#### [TASK REQUIREMENTS]
The records below are to be quoted in full; please keep every word exact.
** BEGIN **
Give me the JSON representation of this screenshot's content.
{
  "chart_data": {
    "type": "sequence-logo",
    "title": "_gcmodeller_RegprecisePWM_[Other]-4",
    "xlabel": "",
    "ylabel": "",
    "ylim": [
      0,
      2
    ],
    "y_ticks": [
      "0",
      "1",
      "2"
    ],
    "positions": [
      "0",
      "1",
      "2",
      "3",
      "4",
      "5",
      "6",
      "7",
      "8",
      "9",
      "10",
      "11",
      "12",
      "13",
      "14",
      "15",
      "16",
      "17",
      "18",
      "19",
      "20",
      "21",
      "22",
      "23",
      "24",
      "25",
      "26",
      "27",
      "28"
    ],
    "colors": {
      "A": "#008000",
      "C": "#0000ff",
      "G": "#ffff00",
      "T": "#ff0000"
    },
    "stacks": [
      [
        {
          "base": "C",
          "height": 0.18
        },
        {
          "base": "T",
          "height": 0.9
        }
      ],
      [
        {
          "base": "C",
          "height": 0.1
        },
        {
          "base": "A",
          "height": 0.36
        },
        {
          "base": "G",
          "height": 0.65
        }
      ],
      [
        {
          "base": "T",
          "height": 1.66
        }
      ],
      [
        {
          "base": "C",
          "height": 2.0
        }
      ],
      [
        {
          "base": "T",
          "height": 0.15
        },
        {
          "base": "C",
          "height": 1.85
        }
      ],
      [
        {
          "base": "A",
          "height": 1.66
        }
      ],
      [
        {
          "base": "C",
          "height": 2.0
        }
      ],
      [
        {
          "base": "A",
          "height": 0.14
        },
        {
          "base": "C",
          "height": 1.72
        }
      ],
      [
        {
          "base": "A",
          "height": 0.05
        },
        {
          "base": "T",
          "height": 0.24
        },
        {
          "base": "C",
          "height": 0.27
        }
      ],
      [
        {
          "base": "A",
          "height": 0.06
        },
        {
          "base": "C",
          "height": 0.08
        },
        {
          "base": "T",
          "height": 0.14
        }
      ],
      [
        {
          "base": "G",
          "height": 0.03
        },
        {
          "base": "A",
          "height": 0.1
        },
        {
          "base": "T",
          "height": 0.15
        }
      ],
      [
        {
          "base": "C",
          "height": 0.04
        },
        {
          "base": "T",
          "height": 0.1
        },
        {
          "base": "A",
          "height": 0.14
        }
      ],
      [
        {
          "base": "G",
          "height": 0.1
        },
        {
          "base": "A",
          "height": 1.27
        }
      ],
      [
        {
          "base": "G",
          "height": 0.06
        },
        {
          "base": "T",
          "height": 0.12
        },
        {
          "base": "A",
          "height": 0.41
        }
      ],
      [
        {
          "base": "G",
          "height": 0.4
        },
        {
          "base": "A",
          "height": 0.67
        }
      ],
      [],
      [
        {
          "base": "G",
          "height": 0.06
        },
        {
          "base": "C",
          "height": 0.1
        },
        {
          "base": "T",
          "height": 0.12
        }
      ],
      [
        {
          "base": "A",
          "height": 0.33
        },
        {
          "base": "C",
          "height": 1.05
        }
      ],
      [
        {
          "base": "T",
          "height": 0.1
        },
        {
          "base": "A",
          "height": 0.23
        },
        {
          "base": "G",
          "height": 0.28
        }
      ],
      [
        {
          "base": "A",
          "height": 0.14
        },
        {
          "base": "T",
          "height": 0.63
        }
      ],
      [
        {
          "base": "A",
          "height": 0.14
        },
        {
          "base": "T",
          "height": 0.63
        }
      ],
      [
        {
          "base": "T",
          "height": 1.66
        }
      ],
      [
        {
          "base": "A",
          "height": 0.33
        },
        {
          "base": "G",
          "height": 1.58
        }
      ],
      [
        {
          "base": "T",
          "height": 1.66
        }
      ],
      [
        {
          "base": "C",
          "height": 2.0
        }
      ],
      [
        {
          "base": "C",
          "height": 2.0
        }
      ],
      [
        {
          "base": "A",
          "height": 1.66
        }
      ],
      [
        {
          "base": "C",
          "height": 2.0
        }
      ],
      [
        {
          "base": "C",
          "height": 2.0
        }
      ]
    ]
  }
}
** END **
#### [CORRECT RESPONSE]
Give me the JSON representation of this screenshot's content.
{
  "chart_data": {
    "type": "sequence-logo",
    "title": "_gcmodeller_RegprecisePWM_[Other]-4",
    "xlabel": "",
    "ylabel": "",
    "ylim": [
      0,
      2
    ],
    "y_ticks": [
      "0",
      "1",
      "2"
    ],
    "positions": [
      "0",
      "1",
      "2",
      "3",
      "4",
      "5",
      "6",
      "7",
      "8",
      "9",
      "10",
      "11",
      "12",
      "13",
      "14",
      "15",
      "16",
      "17",
      "18",
      "19",
      "20",
      "21",
      "22",
      "23",
      "24",
      "25",
      "26",
      "27",
      "28"
    ],
    "colors": {
      "A": "#008000",
      "C": "#0000ff",
      "G": "#ffff00",
      "T": "#ff0000"
    },
    "stacks": [
      [
        {
          "base": "C",
          "height": 0.18
        },
        {
          "base": "T",
          "height": 0.9
        }
      ],
      [
        {
          "base": "C",
          "height": 0.1
        },
        {
          "base": "A",
          "height": 0.36
        },
        {
          "base": "G",
          "height": 0.65
        }
      ],
      [
        {
          "base": "T",
          "height": 1.66
        }
      ],
      [
        {
          "base": "C",
          "height": 2.0
        }
      ],
      [
        {
          "base": "T",
          "height": 0.15
        },
        {
          "base": "C",
          "height": 1.85
        }
      ],
      [
        {
          "base": "A",
          "height": 1.66
        }
      ],
      [
        {
          "base": "C",
          "height": 2.0
        }
      ],
      [
        {
          "base": "A",
          "height": 0.14
        },
        {
          "base": "C",
          "height": 1.72
        }
      ],
      [
        {
          "base": "A",
          "height": 0.05
        },
        {
          "base": "T",
          "height": 0.24
        },
        {
          "base": "C",
          "height": 0.27
        }
      ],
      [
        {
          "base": "A",
          "height": 0.06
        },
        {
          "base": "C",
          "height": 0.08
        },
        {
          "base": "T",
          "height": 0.14
        }
      ],
      [
        {
          "base": "G",
          "height": 0.03
        },
        {
          "base": "A",
          "height": 0.1
        },
        {
          "base": "T",
          "height": 0.15
        }
      ],
      [
        {
          "base": "C",
          "height": 0.04
        },
        {
          "base": "T",
          "height": 0.1
        },
        {
          "base": "A",
          "height": 0.14
        }
      ],
      [
        {
          "base": "G",
          "height": 0.1
        },
        {
          "base": "A",
          "height": 1.27
        }
      ],
      [
        {
          "base": "G",
          "height": 0.06
        },
        {
          "base": "T",
          "height": 0.12
        },
        {
          "base": "A",
          "height": 0.41
        }
      ],
      [
        {
          "base": "G",
          "height": 0.4
        },
        {
          "base": "A",
          "height": 0.67
        }
      ],
      [],
      [
        {
          "base": "G",
          "height": 0.06
        },
        {
          "base": "C",
          "height": 0.1
        },
        {
          "base": "T",
          "height": 0.12
        }
      ],
      [
        {
          "base": "A",
          "height": 0.33
        },
        {
          "base": "C",
          "height": 1.05
        }
      ],
      [
        {
          "base": "T",
          "height": 0.1
        },
        {
          "base": "A",
          "height": 0.23
        },
        {
          "base": "G",
          "height": 0.28
        }
      ],
      [
        {
          "base": "A",
          "height": 0.14
        },
        {
          "base": "T",
          "height": 0.63
        }
      ],
      [
        {
          "base": "A",
          "height": 0.14
        },
        {
          "base": "T",
          "height": 0.63
        }
      ],
      [
        {
          "base": "T",
          "height": 1.66
        }
      ],
      [
        {
          "base": "A",
          "height": 0.33
        },
        {
          "base": "G",
          "height": 1.58
        }
      ],
      [
        {
          "base": "T",
          "height": 1.66
        }
      ],
      [
        {
          "base": "C",
          "height": 2.0
        }
      ],
      [
        {
          "base": "C",
          "height": 2.0
        }
      ],
      [
        {
          "base": "A",
          "height": 1.66
        }
      ],
      [
        {
          "base": "C",
          "height": 2.0
        }
      ],
      [
        {
          "base": "C",
          "height": 2.0
        }
      ]
    ]
  }
}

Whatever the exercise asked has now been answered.